Stored records
________
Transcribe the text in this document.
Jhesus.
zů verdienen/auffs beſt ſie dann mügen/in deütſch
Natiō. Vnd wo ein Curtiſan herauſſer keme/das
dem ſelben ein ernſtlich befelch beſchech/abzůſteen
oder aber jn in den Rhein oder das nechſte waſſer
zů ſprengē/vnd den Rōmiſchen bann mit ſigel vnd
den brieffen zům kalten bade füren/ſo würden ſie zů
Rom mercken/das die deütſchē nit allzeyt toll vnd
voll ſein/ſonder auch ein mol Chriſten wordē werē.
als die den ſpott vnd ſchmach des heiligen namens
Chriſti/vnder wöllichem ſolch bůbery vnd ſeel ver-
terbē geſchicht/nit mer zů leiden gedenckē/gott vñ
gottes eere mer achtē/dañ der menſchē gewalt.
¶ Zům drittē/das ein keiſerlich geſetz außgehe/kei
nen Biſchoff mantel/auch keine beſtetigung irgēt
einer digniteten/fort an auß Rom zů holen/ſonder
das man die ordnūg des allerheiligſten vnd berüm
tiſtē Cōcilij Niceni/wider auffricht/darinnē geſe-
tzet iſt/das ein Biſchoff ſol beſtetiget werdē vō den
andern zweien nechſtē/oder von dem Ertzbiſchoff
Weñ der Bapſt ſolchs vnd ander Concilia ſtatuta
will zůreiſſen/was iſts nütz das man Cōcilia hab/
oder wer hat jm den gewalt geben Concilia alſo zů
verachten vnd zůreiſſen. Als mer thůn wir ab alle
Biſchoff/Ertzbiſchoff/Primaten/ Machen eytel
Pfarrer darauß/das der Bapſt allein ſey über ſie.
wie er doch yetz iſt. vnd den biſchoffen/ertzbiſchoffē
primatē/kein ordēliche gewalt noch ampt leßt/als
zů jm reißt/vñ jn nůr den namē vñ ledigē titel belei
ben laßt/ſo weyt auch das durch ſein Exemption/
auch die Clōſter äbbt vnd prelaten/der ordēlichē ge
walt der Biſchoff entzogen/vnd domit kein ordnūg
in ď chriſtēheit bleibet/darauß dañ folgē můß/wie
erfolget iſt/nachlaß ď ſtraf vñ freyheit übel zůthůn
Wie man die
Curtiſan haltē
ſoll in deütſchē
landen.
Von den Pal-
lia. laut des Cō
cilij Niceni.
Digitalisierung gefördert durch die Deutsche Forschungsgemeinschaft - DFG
________
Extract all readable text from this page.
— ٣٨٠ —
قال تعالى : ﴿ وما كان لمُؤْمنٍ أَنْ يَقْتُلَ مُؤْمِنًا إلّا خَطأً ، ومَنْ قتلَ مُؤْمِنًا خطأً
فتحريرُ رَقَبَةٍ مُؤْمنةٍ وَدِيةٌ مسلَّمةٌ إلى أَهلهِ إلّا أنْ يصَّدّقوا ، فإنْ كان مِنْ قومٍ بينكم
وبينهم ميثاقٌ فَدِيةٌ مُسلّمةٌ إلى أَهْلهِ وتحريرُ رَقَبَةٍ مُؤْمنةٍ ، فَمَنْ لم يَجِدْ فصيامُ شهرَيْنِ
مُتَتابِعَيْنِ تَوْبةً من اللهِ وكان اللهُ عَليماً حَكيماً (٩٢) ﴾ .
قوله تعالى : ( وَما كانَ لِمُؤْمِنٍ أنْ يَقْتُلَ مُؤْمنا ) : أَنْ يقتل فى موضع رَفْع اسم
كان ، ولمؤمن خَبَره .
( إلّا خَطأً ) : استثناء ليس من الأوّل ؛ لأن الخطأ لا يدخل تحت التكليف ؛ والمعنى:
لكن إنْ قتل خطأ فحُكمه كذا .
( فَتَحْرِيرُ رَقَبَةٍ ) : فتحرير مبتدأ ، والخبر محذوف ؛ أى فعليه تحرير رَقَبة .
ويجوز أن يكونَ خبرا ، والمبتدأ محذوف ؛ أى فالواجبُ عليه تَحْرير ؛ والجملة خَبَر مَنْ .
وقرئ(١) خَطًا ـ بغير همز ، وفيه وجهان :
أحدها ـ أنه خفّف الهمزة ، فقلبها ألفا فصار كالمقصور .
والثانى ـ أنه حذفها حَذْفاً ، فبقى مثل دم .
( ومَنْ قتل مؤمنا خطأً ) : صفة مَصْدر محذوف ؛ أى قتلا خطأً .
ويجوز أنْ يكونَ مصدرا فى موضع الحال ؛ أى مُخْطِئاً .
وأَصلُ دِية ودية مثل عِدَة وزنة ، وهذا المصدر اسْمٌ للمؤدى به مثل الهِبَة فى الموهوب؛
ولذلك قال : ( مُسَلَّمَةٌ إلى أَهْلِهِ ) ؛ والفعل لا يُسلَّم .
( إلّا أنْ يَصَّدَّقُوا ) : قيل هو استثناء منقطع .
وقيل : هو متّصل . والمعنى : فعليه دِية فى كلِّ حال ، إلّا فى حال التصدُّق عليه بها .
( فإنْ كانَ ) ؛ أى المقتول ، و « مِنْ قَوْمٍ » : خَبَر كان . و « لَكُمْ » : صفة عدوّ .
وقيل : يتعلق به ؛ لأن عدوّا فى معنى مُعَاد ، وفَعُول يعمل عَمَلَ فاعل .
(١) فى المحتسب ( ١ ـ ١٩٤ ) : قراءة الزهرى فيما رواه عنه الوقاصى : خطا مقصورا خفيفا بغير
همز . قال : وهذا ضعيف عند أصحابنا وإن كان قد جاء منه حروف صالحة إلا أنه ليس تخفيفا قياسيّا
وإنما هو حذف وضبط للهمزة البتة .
________
> **What you will do**
Isolate each line of the listing above that includes "تعالى". Copy it.

> **Expected answer**
قال تعالى : ﴿ وما كان لمُؤْمنٍ أَنْ يَقْتُلَ مُؤْمِنًا إلّا خَطأً ، ومَنْ قتلَ مُؤْمِنًا خطأً
قوله تعالى : ( وَما كانَ لِمُؤْمِنٍ أنْ يَقْتُلَ مُؤْمنا ) : أَنْ يقتل فى موضع رَفْع اسم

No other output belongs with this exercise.